=== Supplied material ===

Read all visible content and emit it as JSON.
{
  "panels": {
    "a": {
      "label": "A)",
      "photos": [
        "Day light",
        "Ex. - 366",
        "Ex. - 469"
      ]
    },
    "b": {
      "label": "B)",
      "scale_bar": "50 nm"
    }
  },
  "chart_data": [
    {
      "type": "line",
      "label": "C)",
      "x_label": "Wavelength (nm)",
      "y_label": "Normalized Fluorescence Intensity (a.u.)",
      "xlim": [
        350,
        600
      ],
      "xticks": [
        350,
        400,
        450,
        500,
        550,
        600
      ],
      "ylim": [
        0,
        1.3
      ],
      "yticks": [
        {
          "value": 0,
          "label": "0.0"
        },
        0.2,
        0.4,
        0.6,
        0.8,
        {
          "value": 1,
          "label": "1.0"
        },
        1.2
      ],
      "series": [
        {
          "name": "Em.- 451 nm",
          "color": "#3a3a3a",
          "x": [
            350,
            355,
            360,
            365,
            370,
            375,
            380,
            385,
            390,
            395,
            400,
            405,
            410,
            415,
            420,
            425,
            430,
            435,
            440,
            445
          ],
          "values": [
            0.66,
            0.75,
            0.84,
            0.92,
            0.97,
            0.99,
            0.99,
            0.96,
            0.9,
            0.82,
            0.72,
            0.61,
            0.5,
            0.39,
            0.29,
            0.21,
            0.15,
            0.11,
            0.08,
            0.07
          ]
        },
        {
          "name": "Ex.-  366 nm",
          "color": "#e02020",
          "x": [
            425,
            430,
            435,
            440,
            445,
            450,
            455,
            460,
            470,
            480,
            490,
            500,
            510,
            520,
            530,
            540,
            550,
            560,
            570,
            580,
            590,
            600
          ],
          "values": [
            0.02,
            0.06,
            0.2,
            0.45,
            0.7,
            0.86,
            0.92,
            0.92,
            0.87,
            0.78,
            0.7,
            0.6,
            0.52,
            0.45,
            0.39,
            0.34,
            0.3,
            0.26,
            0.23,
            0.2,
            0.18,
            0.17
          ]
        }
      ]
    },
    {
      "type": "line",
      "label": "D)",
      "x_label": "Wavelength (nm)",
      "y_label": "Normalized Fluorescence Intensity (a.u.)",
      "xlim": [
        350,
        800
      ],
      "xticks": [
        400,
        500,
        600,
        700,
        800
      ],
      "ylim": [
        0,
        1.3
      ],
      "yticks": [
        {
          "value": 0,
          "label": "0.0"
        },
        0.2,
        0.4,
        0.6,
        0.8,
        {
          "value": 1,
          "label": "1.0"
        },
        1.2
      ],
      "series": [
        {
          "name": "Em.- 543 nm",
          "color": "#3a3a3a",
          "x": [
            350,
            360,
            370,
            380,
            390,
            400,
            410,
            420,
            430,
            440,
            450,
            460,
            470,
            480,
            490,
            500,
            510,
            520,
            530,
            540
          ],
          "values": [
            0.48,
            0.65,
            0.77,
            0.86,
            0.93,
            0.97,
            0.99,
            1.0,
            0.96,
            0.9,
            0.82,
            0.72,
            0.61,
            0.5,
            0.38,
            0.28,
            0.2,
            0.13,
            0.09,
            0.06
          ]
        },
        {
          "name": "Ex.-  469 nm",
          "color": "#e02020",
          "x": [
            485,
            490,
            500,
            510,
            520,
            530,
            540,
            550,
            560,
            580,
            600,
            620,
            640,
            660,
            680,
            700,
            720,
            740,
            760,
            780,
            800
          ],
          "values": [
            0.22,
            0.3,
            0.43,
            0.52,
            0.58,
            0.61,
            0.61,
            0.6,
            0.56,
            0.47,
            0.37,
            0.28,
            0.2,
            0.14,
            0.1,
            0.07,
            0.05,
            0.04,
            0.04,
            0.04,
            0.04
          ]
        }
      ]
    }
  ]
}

=== Task to carry out ===
Reproduce every record above exactly as it appears.

=== Finished task ===
Read all visible content and emit it as JSON.
{
  "panels": {
    "a": {
      "label": "A)",
      "photos": [
        "Day light",
        "Ex. - 366",
        "Ex. - 469"
      ]
    },
    "b": {
      "label": "B)",
      "scale_bar": "50 nm"
    }
  },
  "chart_data": [
    {
      "type": "line",
      "label": "C)",
      "x_label": "Wavelength (nm)",
      "y_label": "Normalized Fluorescence Intensity (a.u.)",
      "xlim": [
        350,
        600
      ],
      "xticks": [
        350,
        400,
        450,
        500,
        550,
        600
      ],
      "ylim": [
        0,
        1.3
      ],
      "yticks": [
        {
          "value": 0,
          "label": "0.0"
        },
        0.2,
        0.4,
        0.6,
        0.8,
        {
          "value": 1,
          "label": "1.0"
        },
        1.2
      ],
      "series": [
        {
          "name": "Em.- 451 nm",
          "color": "#3a3a3a",
          "x": [
            350,
            355,
            360,
            365,
            370,
            375,
            380,
            385,
            390,
            395,
            400,
            405,
            410,
            415,
            420,
            425,
            430,
            435,
            440,
            445
          ],
          "values": [
            0.66,
            0.75,
            0.84,
            0.92,
            0.97,
            0.99,
            0.99,
            0.96,
            0.9,
            0.82,
            0.72,
            0.61,
            0.5,
            0.39,
            0.29,
            0.21,
            0.15,
            0.11,
            0.08,
            0.07
          ]
        },
        {
          "name": "Ex.-  366 nm",
          "color": "#e02020",
          "x": [
            425,
            430,
            435,
            440,
            445,
            450,
            455,
            460,
            470,
            480,
            490,
            500,
            510,
            520,
            530,
            540,
            550,
            560,
            570,
            580,
            590,
            600
          ],
          "values": [
            0.02,
            0.06,
            0.2,
            0.45,
            0.7,
            0.86,
            0.92,
            0.92,
            0.87,
            0.78,
            0.7,
            0.6,
            0.52,
            0.45,
            0.39,
            0.34,
            0.3,
            0.26,
            0.23,
            0.2,
            0.18,
            0.17
          ]
        }
      ]
    },
    {
      "type": "line",
      "label": "D)",
      "x_label": "Wavelength (nm)",
      "y_label": "Normalized Fluorescence Intensity (a.u.)",
      "xlim": [
        350,
        800
      ],
      "xticks": [
        400,
        500,
        600,
        700,
        800
      ],
      "ylim": [
        0,
        1.3
      ],
      "yticks": [
        {
          "value": 0,
          "label": "0.0"
        },
        0.2,
        0.4,
        0.6,
        0.8,
        {
          "value": 1,
          "label": "1.0"
        },
        1.2
      ],
      "series": [
        {
          "name": "Em.- 543 nm",
          "color": "#3a3a3a",
          "x": [
            350,
            360,
            370,
            380,
            390,
            400,
            410,
            420,
            430,
            440,
            450,
            460,
            470,
            480,
            490,
            500,
            510,
            520,
            530,
            540
          ],
          "values": [
            0.48,
            0.65,
            0.77,
            0.86,
            0.93,
            0.97,
            0.99,
            1.0,
            0.96,
            0.9,
            0.82,
            0.72,
            0.61,
            0.5,
            0.38,
            0.28,
            0.2,
            0.13,
            0.09,
            0.06
          ]
        },
        {
          "name": "Ex.-  469 nm",
          "color": "#e02020",
          "x": [
            485,
            490,
            500,
            510,
            520,
            530,
            540,
            550,
            560,
            580,
            600,
            620,
            640,
            660,
            680,
            700,
            720,
            740,
            760,
            780,
            800
          ],
          "values": [
            0.22,
            0.3,
            0.43,
            0.52,
            0.58,
            0.61,
            0.61,
            0.6,
            0.56,
            0.47,
            0.37,
            0.28,
            0.2,
            0.14,
            0.1,
            0.07,
            0.05,
            0.04,
            0.04,
            0.04,
            0.04
          ]
        }
      ]
    }
  ]
}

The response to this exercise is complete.